▶ [The request]:
Copy each of these records word for word.

▶ [Data rows]:
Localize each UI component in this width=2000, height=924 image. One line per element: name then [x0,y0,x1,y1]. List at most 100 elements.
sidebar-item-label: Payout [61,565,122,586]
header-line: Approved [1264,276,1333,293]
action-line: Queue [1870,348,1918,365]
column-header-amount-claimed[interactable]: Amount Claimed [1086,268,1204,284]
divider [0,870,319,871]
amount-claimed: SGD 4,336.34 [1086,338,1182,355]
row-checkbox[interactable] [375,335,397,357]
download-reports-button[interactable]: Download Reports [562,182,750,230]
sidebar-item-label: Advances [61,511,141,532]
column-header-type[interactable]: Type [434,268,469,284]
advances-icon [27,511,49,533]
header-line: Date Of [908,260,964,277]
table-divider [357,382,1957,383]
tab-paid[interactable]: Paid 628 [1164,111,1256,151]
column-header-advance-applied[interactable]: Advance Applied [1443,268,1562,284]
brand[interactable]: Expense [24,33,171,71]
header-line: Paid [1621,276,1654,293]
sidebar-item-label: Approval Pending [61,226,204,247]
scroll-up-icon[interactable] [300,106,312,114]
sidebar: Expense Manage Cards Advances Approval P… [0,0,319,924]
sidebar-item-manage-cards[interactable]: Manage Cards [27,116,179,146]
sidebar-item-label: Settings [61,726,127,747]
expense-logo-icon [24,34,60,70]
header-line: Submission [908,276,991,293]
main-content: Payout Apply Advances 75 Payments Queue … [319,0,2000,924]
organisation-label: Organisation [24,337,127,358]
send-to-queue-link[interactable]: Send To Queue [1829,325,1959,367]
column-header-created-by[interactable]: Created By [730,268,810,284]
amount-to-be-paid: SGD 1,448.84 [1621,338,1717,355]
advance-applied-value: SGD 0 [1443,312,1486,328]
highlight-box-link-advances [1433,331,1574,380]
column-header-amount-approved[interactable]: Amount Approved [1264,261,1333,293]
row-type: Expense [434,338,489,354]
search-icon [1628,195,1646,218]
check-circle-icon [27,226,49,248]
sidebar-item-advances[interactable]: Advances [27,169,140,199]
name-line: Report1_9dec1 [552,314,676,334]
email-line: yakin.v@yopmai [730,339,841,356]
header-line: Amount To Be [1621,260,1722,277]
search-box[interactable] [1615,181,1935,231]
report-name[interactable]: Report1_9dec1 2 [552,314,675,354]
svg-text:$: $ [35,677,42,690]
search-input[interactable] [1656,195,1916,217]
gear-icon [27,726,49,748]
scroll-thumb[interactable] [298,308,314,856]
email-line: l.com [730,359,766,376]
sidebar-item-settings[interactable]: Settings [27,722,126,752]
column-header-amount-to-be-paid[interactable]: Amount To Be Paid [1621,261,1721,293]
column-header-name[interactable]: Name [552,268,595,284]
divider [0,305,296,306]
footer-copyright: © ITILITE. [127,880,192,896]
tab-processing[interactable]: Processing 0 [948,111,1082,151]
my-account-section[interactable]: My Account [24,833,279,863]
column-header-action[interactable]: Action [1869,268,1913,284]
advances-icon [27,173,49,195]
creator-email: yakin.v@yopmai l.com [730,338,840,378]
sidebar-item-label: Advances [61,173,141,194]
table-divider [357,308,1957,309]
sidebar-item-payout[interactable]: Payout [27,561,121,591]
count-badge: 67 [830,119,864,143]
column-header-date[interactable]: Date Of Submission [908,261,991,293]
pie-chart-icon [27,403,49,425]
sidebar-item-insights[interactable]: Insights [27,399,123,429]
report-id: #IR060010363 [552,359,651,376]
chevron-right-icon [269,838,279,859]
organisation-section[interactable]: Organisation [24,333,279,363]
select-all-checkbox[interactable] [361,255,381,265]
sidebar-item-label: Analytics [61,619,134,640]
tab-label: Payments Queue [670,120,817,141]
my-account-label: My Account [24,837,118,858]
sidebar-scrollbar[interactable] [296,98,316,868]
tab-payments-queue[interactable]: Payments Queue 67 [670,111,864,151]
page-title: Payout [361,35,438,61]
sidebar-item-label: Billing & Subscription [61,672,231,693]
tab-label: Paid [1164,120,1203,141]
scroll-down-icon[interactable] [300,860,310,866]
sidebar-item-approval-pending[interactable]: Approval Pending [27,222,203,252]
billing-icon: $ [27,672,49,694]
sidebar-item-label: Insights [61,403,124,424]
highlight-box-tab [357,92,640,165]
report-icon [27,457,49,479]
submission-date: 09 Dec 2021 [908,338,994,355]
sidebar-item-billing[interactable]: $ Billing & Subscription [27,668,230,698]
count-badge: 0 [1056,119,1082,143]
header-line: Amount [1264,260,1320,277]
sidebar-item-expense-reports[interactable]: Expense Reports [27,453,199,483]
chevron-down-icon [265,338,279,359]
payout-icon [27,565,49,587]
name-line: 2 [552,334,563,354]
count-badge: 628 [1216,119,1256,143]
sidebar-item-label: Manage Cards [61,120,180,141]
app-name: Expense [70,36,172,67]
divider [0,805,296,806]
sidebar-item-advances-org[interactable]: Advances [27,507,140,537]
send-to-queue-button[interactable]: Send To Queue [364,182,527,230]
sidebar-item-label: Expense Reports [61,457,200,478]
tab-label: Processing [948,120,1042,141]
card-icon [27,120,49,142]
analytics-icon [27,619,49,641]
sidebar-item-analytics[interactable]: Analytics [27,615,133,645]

▶ [Answer to this task]:
Localize each UI component in this width=2000, height=924 image. One line per element: name then [x0,y0,x1,y1]. List at most 100 elements.
sidebar-item-label: Payout [61,565,122,586]
header-line: Approved [1264,276,1333,293]
action-line: Queue [1870,348,1918,365]
column-header-amount-claimed[interactable]: Amount Claimed [1086,268,1204,284]
divider [0,870,319,871]
amount-claimed: SGD 4,336.34 [1086,338,1182,355]
row-checkbox[interactable] [375,335,397,357]
download-reports-button[interactable]: Download Reports [562,182,750,230]
sidebar-item-label: Advances [61,511,141,532]
column-header-type[interactable]: Type [434,268,469,284]
advances-icon [27,511,49,533]
header-line: Date Of [908,260,964,277]
table-divider [357,382,1957,383]
tab-paid[interactable]: Paid 628 [1164,111,1256,151]
column-header-advance-applied[interactable]: Advance Applied [1443,268,1562,284]
brand[interactable]: Expense [24,33,171,71]
header-line: Paid [1621,276,1654,293]
sidebar-item-label: Approval Pending [61,226,204,247]
scroll-up-icon[interactable] [300,106,312,114]
sidebar: Expense Manage Cards Advances Approval P… [0,0,319,924]
sidebar-item-manage-cards[interactable]: Manage Cards [27,116,179,146]
sidebar-item-label: Settings [61,726,127,747]
expense-logo-icon [24,34,60,70]
header-line: Submission [908,276,991,293]
main-content: Payout Apply Advances 75 Payments Queue … [319,0,2000,924]
organisation-label: Organisation [24,337,127,358]
send-to-queue-link[interactable]: Send To Queue [1829,325,1959,367]
column-header-created-by[interactable]: Created By [730,268,810,284]
amount-to-be-paid: SGD 1,448.84 [1621,338,1717,355]
advance-applied-value: SGD 0 [1443,312,1486,328]
highlight-box-link-advances [1433,331,1574,380]
column-header-amount-approved[interactable]: Amount Approved [1264,261,1333,293]
row-type: Expense [434,338,489,354]
search-icon [1628,195,1646,218]
check-circle-icon [27,226,49,248]
sidebar-item-advances[interactable]: Advances [27,169,140,199]
name-line: Report1_9dec1 [552,314,676,334]
email-line: yakin.v@yopmai [730,339,841,356]
header-line: Amount To Be [1621,260,1722,277]
search-box[interactable] [1615,181,1935,231]
report-name[interactable]: Report1_9dec1 2 [552,314,675,354]
svg-text:$: $ [35,677,42,690]
search-input[interactable] [1656,195,1916,217]
gear-icon [27,726,49,748]
scroll-thumb[interactable] [298,308,314,856]
email-line: l.com [730,359,766,376]
sidebar-item-settings[interactable]: Settings [27,722,126,752]
column-header-amount-to-be-paid[interactable]: Amount To Be Paid [1621,261,1721,293]
column-header-name[interactable]: Name [552,268,595,284]
divider [0,305,296,306]
footer-copyright: © ITILITE. [127,880,192,896]
tab-processing[interactable]: Processing 0 [948,111,1082,151]
my-account-section[interactable]: My Account [24,833,279,863]
column-header-action[interactable]: Action [1869,268,1913,284]
advances-icon [27,173,49,195]
creator-email: yakin.v@yopmai l.com [730,338,840,378]
sidebar-item-label: Advances [61,173,141,194]
table-divider [357,308,1957,309]
sidebar-item-payout[interactable]: Payout [27,561,121,591]
count-badge: 67 [830,119,864,143]
column-header-date[interactable]: Date Of Submission [908,261,991,293]
pie-chart-icon [27,403,49,425]
sidebar-item-insights[interactable]: Insights [27,399,123,429]
report-id: #IR060010363 [552,359,651,376]
chevron-right-icon [269,838,279,859]
organisation-section[interactable]: Organisation [24,333,279,363]
select-all-checkbox[interactable] [361,255,381,265]
sidebar-item-label: Analytics [61,619,134,640]
tab-label: Payments Queue [670,120,817,141]
my-account-label: My Account [24,837,118,858]
sidebar-scrollbar[interactable] [296,98,316,868]
tab-payments-queue[interactable]: Payments Queue 67 [670,111,864,151]
page-title: Payout [361,35,438,61]
sidebar-item-label: Billing & Subscription [61,672,231,693]
tab-label: Paid [1164,120,1203,141]
scroll-down-icon[interactable] [300,860,310,866]
sidebar-item-approval-pending[interactable]: Approval Pending [27,222,203,252]
billing-icon: $ [27,672,49,694]
sidebar-item-label: Insights [61,403,124,424]
highlight-box-tab [357,92,640,165]
report-icon [27,457,49,479]
submission-date: 09 Dec 2021 [908,338,994,355]
sidebar-item-billing[interactable]: $ Billing & Subscription [27,668,230,698]
count-badge: 0 [1056,119,1082,143]
header-line: Amount [1264,260,1320,277]
sidebar-item-expense-reports[interactable]: Expense Reports [27,453,199,483]
chevron-down-icon [265,338,279,359]
payout-icon [27,565,49,587]
name-line: 2 [552,334,563,354]
count-badge: 628 [1216,119,1256,143]
sidebar-item-label: Manage Cards [61,120,180,141]
app-name: Expense [70,36,172,67]
divider [0,805,296,806]
sidebar-item-advances-org[interactable]: Advances [27,507,140,537]
send-to-queue-button[interactable]: Send To Queue [364,182,527,230]
sidebar-item-label: Expense Reports [61,457,200,478]
tab-label: Processing [948,120,1042,141]
card-icon [27,120,49,142]
analytics-icon [27,619,49,641]
sidebar-item-analytics[interactable]: Analytics [27,615,133,645]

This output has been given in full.